TO DO — Pick up the forum thread about the ailing pet rabbit below and continue it from its final sentence.

PASSAGE TO READ —
================================

Well hopefully I didn't overdo it because I gave him a couple of drops at a time - which was probably more than 1cc...however my syringe reads in mL. 

He's still not feeling well. I am beginning to feel helpless and he only seems like he is in more pain. I sure do wish I had some pineapple on me!

I don't know what to do except for to wait it out and to keep syringing food and water to him. Poor baby, he is so good about letting me syringe him food and water.

I can hear his little tummy gurgling. 

I've given him a couple of tummy massages as well. I had his sprawled out on my stomach...I don't know if that helped soothe him.

I really hope and pray that he feels better by the morning (I can't afford a trip to the ER unfortunately - they'll charge me anywhere from $800+). I have my last college final tomorrow for the semester and I'm already stressing out. I am suppose to go into work tomorrow too, but I might have to take the day off to tend to my rabbit and keep on studying until the final.


----------



## JBun (Dec 12, 2012)

You should be giving him more than a few drops each dose. 1cc is the same as 1ml. If your worried about pain relief, the baby aspirin may help. I've never used it so you'll want to do your own research on safety and dosage, but it may help control the pain and get him eating again. Keep up with the food and water too. Feed every 3-4 hours.

================================

[Document structure recognition data]
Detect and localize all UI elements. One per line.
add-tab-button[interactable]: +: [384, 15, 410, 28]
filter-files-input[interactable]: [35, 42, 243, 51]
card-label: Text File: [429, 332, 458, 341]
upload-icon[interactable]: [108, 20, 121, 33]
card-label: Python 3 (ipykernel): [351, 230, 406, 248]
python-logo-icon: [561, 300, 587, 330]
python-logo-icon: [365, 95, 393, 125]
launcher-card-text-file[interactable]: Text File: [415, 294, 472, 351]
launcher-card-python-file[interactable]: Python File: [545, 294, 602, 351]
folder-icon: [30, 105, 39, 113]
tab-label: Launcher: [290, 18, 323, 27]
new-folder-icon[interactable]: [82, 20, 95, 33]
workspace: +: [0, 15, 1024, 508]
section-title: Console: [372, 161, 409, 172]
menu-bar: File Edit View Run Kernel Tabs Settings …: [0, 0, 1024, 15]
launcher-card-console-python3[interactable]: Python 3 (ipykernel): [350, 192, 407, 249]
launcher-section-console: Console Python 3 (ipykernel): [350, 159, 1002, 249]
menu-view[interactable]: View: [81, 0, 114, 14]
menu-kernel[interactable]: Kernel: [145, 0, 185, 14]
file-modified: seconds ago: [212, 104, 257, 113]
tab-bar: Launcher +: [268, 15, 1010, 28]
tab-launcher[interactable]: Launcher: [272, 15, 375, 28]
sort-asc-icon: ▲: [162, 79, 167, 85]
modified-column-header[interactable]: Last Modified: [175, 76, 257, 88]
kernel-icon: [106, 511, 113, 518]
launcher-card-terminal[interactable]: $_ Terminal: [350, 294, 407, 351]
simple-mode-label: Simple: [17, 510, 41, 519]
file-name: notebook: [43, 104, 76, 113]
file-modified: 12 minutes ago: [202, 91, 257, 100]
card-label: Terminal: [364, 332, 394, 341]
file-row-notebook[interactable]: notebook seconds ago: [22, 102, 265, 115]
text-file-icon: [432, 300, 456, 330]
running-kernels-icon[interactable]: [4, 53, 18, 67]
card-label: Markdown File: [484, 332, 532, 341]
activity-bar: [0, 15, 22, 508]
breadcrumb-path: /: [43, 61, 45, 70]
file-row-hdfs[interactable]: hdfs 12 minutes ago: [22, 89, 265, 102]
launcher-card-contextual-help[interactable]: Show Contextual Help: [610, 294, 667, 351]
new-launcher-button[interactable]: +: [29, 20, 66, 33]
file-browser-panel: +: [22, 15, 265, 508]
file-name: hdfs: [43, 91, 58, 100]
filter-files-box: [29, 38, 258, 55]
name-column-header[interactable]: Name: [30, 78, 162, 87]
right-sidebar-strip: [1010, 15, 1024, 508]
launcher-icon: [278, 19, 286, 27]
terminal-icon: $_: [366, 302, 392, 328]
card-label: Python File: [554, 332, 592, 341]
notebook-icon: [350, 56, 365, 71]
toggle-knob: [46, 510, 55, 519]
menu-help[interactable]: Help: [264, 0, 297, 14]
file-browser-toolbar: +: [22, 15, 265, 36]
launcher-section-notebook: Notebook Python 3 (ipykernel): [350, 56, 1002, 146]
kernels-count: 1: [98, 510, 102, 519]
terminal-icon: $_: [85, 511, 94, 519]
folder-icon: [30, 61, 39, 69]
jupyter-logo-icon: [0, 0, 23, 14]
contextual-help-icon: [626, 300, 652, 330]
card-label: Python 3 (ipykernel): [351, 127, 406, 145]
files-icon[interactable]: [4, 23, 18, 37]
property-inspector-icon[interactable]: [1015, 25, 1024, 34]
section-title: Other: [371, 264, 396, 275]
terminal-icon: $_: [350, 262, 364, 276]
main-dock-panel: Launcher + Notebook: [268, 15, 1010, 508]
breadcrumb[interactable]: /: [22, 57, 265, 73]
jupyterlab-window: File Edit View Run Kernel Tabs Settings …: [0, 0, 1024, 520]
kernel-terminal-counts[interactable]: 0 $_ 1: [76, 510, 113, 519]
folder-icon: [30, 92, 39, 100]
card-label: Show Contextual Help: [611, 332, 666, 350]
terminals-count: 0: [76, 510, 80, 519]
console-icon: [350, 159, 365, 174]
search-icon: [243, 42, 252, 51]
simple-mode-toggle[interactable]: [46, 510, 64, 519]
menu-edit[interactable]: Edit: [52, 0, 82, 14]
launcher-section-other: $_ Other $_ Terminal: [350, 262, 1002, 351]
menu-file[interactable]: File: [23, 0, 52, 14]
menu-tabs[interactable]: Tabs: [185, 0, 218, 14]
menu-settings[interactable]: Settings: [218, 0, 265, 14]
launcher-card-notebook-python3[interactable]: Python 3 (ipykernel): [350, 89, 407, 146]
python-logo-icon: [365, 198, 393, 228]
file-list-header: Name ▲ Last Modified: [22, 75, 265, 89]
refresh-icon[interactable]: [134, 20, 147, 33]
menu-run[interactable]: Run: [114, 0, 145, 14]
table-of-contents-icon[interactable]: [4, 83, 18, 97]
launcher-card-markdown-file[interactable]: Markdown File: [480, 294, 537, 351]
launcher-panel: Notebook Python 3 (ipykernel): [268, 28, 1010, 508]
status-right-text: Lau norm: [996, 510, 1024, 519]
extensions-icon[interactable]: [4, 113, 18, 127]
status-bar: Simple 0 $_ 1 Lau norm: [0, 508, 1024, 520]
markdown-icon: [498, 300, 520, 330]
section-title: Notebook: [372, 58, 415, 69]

================================

RESULT BELOW —
----------



## missyscove (Dec 12, 2012)

1 cc = 1 mL.
Do you have access to any baby aspirin? I've found that pain meds can really make a difference.


----------



## BrittsBunny (Dec 12, 2012)

missyscove said:


> 1 cc = 1 mL.
> Do you have access to any baby aspirin? I've found that pain meds can really make a difference.



I might have some baby aspirin somewhere. If not I can go get some later when I'm back in town (I just came from the grocery store to get him other needed supplies). I was looking at the baby pain reliever in liquid form - cherry flavored. I almost bought it too.

His stomach doesn't seem to be gurgling as much - so hopefully that means that there is improvement? He's still uncomfortable however.


----------



## Imbrium (Dec 12, 2012)

dosing info for pain meds:

http://www.medirabbit.com/Safe_medication/Analgesics/safe_analgesics.htm

(baby aspirin, low-dose aspirin or baby ibuprofen can be used)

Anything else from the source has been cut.